**Work instructions:**
A – According to the Sangu Gas Field article, which company was in charge of operations at the field?
B – In the Sangu Gas Field article, write out the text from "Abandoned natural gas" up to and including "are deep-sea blocks.", substituting "underground reservoir" for "underground storage".
C – Carry on the Sangu Gas Field article from the point where it stops.

**Passage shown:**
◆ ◆ ◆ ◆
- Country: Bangladesh
- Region: Bay of Bengal
- Offshore/onshore: offshore

Field history
- Discovery: 1994
- Start of production: 1996
- Abandonment: 2014

= Sangu Gas Field =

Abandoned natural gas field in Bangladesh

Sangu Gas Field (সাঙ্গু গ্যাসক্ষেত্র) is a natural gas field in Bangladesh. The only offshore gas field in Bangladesh, it is currently abandoned. This gas field was discovered in 1996 in the Bay of Bengal 50 km from the Bangladesh coast near Silimpur, Chittagong. Santos, an Australian multinational company, was in charge of operations at the gas field. Its production was closed in 2014. To store the imported LNG, the government of Bangladesh is planning to convert the offshore gas field into an underground storage, where 487.91 billion cubic feet of gas can be stored.
Currently in Bangladesh, there are 22 onshore blocks and 26 offshore blocks. Among these offshore blocks, 11 are shallow blocks, and the other 15 are deep-sea blocks.
◆ ◆ ◆ ◆
**Available data:**
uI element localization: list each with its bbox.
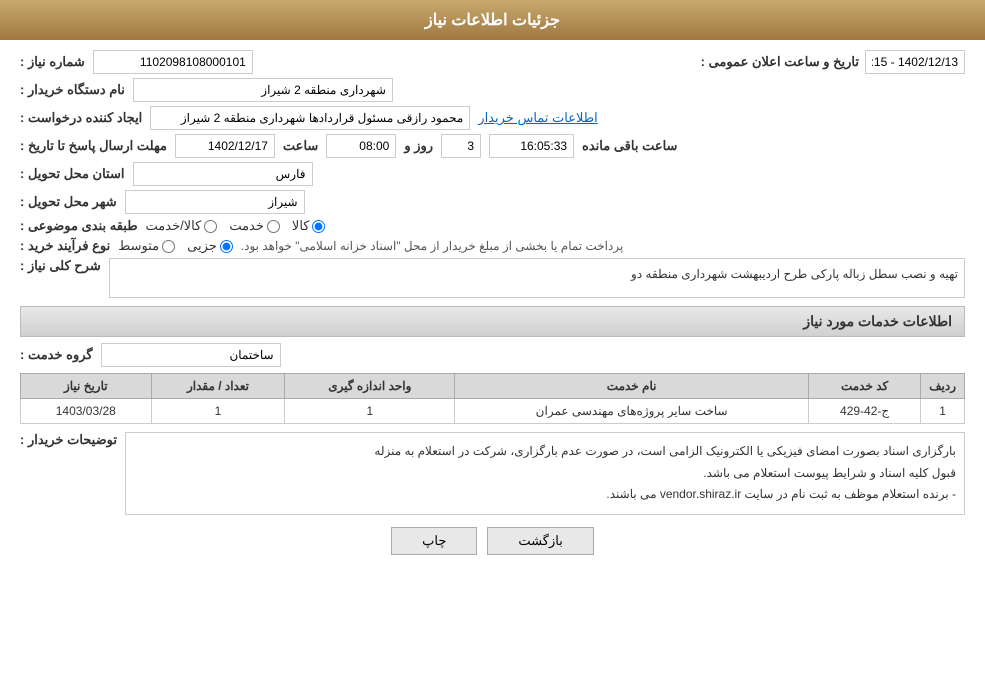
◆ ◆ ◆ ◆
**Answer set:**
A – Santos, an Australian multinational company

B –
Abandoned natural gas field in Bangladesh

Sangu Gas Field (সাঙ্গু গ্যাসক্ষেত্র) is a natural gas field in Bangladesh. The only offshore gas field in Bangladesh, it is currently abandoned. This gas field was discovered in 1996 in the Bay of Bengal 50 km from the Bangladesh coast near Silimpur, Chittagong. Santos, an Australian multinational company, was in charge of operations at the gas field. Its production was closed in 2014. To store the imported LNG, the government of Bangladesh is planning to convert the offshore gas field into an underground reservoir, where 487.91 billion cubic feet of gas can be stored.
Currently in Bangladesh, there are 22 onshore blocks and 26 offshore blocks. Among these offshore blocks, 11 are shallow blocks, and the other 15 are deep-sea blocks.

C –
==Gas production==
In 1998, British oil company Cairn Energy started producing gas from Sangu Gas Field. It initially produces about 50 million cubic feet of gas daily. Later it increased up to 180 million cubic feet a day. Production levels dropped to an average of 49 million daily in 2009, and 18 million cubic feet per day on average in 2011. It was declared abandoned when gas production dropped from two to three million cubic feet daily at the end of the 2013. According to Petrobangla, about 488 billion cubic feet of gas is produced from this gas field from 1998 to 2014.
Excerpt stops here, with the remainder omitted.